* start *
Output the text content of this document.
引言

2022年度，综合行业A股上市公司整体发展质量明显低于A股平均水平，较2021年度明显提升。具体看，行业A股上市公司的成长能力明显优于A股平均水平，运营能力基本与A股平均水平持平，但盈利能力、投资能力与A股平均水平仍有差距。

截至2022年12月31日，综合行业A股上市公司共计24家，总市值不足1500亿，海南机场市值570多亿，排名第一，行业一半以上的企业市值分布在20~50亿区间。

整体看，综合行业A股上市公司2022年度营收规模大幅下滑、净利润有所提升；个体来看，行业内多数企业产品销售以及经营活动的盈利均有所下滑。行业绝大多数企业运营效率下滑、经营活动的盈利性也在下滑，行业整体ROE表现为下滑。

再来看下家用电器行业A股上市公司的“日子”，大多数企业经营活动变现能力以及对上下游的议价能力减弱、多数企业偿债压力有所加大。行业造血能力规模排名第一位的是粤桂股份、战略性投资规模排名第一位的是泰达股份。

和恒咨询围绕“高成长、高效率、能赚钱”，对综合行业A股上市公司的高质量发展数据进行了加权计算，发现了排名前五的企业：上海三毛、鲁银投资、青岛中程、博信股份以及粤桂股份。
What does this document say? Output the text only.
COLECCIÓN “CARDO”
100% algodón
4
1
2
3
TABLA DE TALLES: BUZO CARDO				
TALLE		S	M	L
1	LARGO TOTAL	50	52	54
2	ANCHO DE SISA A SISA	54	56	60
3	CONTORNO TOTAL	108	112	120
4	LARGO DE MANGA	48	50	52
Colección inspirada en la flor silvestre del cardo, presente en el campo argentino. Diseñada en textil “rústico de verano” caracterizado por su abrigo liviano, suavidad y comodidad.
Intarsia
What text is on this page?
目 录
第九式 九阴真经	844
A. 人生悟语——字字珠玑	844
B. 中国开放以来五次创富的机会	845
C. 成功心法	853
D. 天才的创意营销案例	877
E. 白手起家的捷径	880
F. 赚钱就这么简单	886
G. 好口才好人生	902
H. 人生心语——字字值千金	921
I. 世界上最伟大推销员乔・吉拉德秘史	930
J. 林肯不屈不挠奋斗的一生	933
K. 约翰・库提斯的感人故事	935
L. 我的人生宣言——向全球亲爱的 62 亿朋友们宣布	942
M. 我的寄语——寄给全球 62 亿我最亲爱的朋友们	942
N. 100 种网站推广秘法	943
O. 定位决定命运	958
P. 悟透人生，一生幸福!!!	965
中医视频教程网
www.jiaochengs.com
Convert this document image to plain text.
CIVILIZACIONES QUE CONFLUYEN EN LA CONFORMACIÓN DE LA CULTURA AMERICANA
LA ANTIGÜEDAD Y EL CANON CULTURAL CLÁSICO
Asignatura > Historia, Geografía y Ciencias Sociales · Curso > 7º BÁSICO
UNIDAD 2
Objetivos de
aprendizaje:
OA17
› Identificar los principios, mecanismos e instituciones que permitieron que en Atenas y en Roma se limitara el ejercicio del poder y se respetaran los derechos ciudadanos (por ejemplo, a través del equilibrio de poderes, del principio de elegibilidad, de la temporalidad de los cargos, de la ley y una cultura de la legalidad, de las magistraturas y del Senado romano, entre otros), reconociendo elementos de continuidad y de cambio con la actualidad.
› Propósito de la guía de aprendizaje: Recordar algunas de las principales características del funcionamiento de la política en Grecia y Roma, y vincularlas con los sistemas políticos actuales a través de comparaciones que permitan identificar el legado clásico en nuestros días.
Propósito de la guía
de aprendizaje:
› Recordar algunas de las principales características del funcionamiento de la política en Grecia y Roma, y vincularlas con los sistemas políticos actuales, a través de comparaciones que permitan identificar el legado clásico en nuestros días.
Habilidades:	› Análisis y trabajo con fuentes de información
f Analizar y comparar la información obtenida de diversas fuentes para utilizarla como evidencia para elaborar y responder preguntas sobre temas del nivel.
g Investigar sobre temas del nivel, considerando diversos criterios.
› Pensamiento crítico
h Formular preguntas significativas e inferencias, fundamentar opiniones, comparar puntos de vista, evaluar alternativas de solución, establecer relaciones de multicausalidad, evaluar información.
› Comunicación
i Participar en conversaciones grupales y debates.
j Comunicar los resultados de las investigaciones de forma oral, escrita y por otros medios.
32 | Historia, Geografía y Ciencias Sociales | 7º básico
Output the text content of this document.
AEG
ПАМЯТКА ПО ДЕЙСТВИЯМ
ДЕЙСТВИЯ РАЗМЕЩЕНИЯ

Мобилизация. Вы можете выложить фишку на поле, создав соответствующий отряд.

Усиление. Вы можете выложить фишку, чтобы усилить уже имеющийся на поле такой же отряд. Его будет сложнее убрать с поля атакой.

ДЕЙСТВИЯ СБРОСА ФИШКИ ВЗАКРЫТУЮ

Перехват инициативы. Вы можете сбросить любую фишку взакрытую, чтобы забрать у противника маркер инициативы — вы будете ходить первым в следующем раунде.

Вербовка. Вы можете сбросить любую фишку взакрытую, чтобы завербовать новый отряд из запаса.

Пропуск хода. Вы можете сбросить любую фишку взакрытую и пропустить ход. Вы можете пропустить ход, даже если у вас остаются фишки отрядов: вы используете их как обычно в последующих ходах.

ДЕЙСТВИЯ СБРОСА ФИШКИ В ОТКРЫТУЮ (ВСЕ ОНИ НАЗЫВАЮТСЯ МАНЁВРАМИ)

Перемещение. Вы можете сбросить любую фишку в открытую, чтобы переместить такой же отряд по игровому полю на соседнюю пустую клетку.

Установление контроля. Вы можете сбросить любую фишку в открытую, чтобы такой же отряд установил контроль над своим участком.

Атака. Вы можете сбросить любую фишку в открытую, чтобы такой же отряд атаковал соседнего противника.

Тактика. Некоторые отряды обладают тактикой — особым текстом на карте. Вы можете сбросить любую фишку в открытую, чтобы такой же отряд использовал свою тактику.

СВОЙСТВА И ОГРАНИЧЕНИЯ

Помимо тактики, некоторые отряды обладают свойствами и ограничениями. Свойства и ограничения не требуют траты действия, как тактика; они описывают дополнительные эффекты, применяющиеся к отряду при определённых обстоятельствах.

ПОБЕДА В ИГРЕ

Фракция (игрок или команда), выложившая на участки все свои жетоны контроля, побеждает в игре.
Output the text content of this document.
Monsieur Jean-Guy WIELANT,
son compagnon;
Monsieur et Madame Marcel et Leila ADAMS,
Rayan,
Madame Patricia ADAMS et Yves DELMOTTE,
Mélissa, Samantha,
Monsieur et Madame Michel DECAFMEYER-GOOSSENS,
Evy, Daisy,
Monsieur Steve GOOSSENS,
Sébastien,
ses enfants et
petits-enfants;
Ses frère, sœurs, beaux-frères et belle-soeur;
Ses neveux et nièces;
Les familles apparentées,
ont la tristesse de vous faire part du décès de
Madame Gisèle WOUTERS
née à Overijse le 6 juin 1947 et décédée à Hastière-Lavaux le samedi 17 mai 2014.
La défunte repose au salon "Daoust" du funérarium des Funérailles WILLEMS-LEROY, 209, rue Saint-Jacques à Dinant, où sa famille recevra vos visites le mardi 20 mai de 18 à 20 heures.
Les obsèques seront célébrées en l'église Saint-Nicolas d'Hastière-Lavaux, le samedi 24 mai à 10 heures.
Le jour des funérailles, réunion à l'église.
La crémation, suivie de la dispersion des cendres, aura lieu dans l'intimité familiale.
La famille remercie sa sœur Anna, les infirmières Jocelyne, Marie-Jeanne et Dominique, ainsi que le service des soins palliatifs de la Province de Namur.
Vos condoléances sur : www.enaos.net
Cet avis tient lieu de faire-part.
* end *
TASK DETAILS:
The records above should be returned exactly.

EXERCISE SOLUTION:
Output the text content of this document.
引言

2022年度，综合行业A股上市公司整体发展质量明显低于A股平均水平，较2021年度明显提升。具体看，行业A股上市公司的成长能力明显优于A股平均水平，运营能力基本与A股平均水平持平，但盈利能力、投资能力与A股平均水平仍有差距。

截至2022年12月31日，综合行业A股上市公司共计24家，总市值不足1500亿，海南机场市值570多亿，排名第一，行业一半以上的企业市值分布在20~50亿区间。

整体看，综合行业A股上市公司2022年度营收规模大幅下滑、净利润有所提升；个体来看，行业内多数企业产品销售以及经营活动的盈利均有所下滑。行业绝大多数企业运营效率下滑、经营活动的盈利性也在下滑，行业整体ROE表现为下滑。

再来看下家用电器行业A股上市公司的“日子”，大多数企业经营活动变现能力以及对上下游的议价能力减弱、多数企业偿债压力有所加大。行业造血能力规模排名第一位的是粤桂股份、战略性投资规模排名第一位的是泰达股份。

和恒咨询围绕“高成长、高效率、能赚钱”，对综合行业A股上市公司的高质量发展数据进行了加权计算，发现了排名前五的企业：上海三毛、鲁银投资、青岛中程、博信股份以及粤桂股份。
What does this document say? Output the text only.
COLECCIÓN “CARDO”
100% algodón
4
1
2
3
TABLA DE TALLES: BUZO CARDO				
TALLE		S	M	L
1	LARGO TOTAL	50	52	54
2	ANCHO DE SISA A SISA	54	56	60
3	CONTORNO TOTAL	108	112	120
4	LARGO DE MANGA	48	50	52
Colección inspirada en la flor silvestre del cardo, presente en el campo argentino. Diseñada en textil “rústico de verano” caracterizado por su abrigo liviano, suavidad y comodidad.
Intarsia
What text is on this page?
目 录
第九式 九阴真经	844
A. 人生悟语——字字珠玑	844
B. 中国开放以来五次创富的机会	845
C. 成功心法	853
D. 天才的创意营销案例	877
E. 白手起家的捷径	880
F. 赚钱就这么简单	886
G. 好口才好人生	902
H. 人生心语——字字值千金	921
I. 世界上最伟大推销员乔・吉拉德秘史	930
J. 林肯不屈不挠奋斗的一生	933
K. 约翰・库提斯的感人故事	935
L. 我的人生宣言——向全球亲爱的 62 亿朋友们宣布	942
M. 我的寄语——寄给全球 62 亿我最亲爱的朋友们	942
N. 100 种网站推广秘法	943
O. 定位决定命运	958
P. 悟透人生，一生幸福!!!	965
中医视频教程网
www.jiaochengs.com
Convert this document image to plain text.
CIVILIZACIONES QUE CONFLUYEN EN LA CONFORMACIÓN DE LA CULTURA AMERICANA
LA ANTIGÜEDAD Y EL CANON CULTURAL CLÁSICO
Asignatura > Historia, Geografía y Ciencias Sociales · Curso > 7º BÁSICO
UNIDAD 2
Objetivos de
aprendizaje:
OA17
› Identificar los principios, mecanismos e instituciones que permitieron que en Atenas y en Roma se limitara el ejercicio del poder y se respetaran los derechos ciudadanos (por ejemplo, a través del equilibrio de poderes, del principio de elegibilidad, de la temporalidad de los cargos, de la ley y una cultura de la legalidad, de las magistraturas y del Senado romano, entre otros), reconociendo elementos de continuidad y de cambio con la actualidad.
› Propósito de la guía de aprendizaje: Recordar algunas de las principales características del funcionamiento de la política en Grecia y Roma, y vincularlas con los sistemas políticos actuales a través de comparaciones que permitan identificar el legado clásico en nuestros días.
Propósito de la guía
de aprendizaje:
› Recordar algunas de las principales características del funcionamiento de la política en Grecia y Roma, y vincularlas con los sistemas políticos actuales, a través de comparaciones que permitan identificar el legado clásico en nuestros días.
Habilidades:	› Análisis y trabajo con fuentes de información
f Analizar y comparar la información obtenida de diversas fuentes para utilizarla como evidencia para elaborar y responder preguntas sobre temas del nivel.
g Investigar sobre temas del nivel, considerando diversos criterios.
› Pensamiento crítico
h Formular preguntas significativas e inferencias, fundamentar opiniones, comparar puntos de vista, evaluar alternativas de solución, establecer relaciones de multicausalidad, evaluar información.
› Comunicación
i Participar en conversaciones grupales y debates.
j Comunicar los resultados de las investigaciones de forma oral, escrita y por otros medios.
32 | Historia, Geografía y Ciencias Sociales | 7º básico
Output the text content of this document.
AEG
ПАМЯТКА ПО ДЕЙСТВИЯМ
ДЕЙСТВИЯ РАЗМЕЩЕНИЯ

Мобилизация. Вы можете выложить фишку на поле, создав соответствующий отряд.

Усиление. Вы можете выложить фишку, чтобы усилить уже имеющийся на поле такой же отряд. Его будет сложнее убрать с поля атакой.

ДЕЙСТВИЯ СБРОСА ФИШКИ ВЗАКРЫТУЮ

Перехват инициативы. Вы можете сбросить любую фишку взакрытую, чтобы забрать у противника маркер инициативы — вы будете ходить первым в следующем раунде.

Вербовка. Вы можете сбросить любую фишку взакрытую, чтобы завербовать новый отряд из запаса.

Пропуск хода. Вы можете сбросить любую фишку взакрытую и пропустить ход. Вы можете пропустить ход, даже если у вас остаются фишки отрядов: вы используете их как обычно в последующих ходах.

ДЕЙСТВИЯ СБРОСА ФИШКИ В ОТКРЫТУЮ (ВСЕ ОНИ НАЗЫВАЮТСЯ МАНЁВРАМИ)

Перемещение. Вы можете сбросить любую фишку в открытую, чтобы переместить такой же отряд по игровому полю на соседнюю пустую клетку.

Установление контроля. Вы можете сбросить любую фишку в открытую, чтобы такой же отряд установил контроль над своим участком.

Атака. Вы можете сбросить любую фишку в открытую, чтобы такой же отряд атаковал соседнего противника.

Тактика. Некоторые отряды обладают тактикой — особым текстом на карте. Вы можете сбросить любую фишку в открытую, чтобы такой же отряд использовал свою тактику.

СВОЙСТВА И ОГРАНИЧЕНИЯ

Помимо тактики, некоторые отряды обладают свойствами и ограничениями. Свойства и ограничения не требуют траты действия, как тактика; они описывают дополнительные эффекты, применяющиеся к отряду при определённых обстоятельствах.

ПОБЕДА В ИГРЕ

Фракция (игрок или команда), выложившая на участки все свои жетоны контроля, побеждает в игре.
Output the text content of this document.
Monsieur Jean-Guy WIELANT,
son compagnon;
Monsieur et Madame Marcel et Leila ADAMS,
Rayan,
Madame Patricia ADAMS et Yves DELMOTTE,
Mélissa, Samantha,
Monsieur et Madame Michel DECAFMEYER-GOOSSENS,
Evy, Daisy,
Monsieur Steve GOOSSENS,
Sébastien,
ses enfants et
petits-enfants;
Ses frère, sœurs, beaux-frères et belle-soeur;
Ses neveux et nièces;
Les familles apparentées,
ont la tristesse de vous faire part du décès de
Madame Gisèle WOUTERS
née à Overijse le 6 juin 1947 et décédée à Hastière-Lavaux le samedi 17 mai 2014.
La défunte repose au salon "Daoust" du funérarium des Funérailles WILLEMS-LEROY, 209, rue Saint-Jacques à Dinant, où sa famille recevra vos visites le mardi 20 mai de 18 à 20 heures.
Les obsèques seront célébrées en l'église Saint-Nicolas d'Hastière-Lavaux, le samedi 24 mai à 10 heures.
Le jour des funérailles, réunion à l'église.
La crémation, suivie de la dispersion des cendres, aura lieu dans l'intimité familiale.
La famille remercie sa sœur Anna, les infirmières Jocelyne, Marie-Jeanne et Dominique, ainsi que le service des soins palliatifs de la Province de Namur.
Vos condoléances sur : www.enaos.net
Cet avis tient lieu de faire-part.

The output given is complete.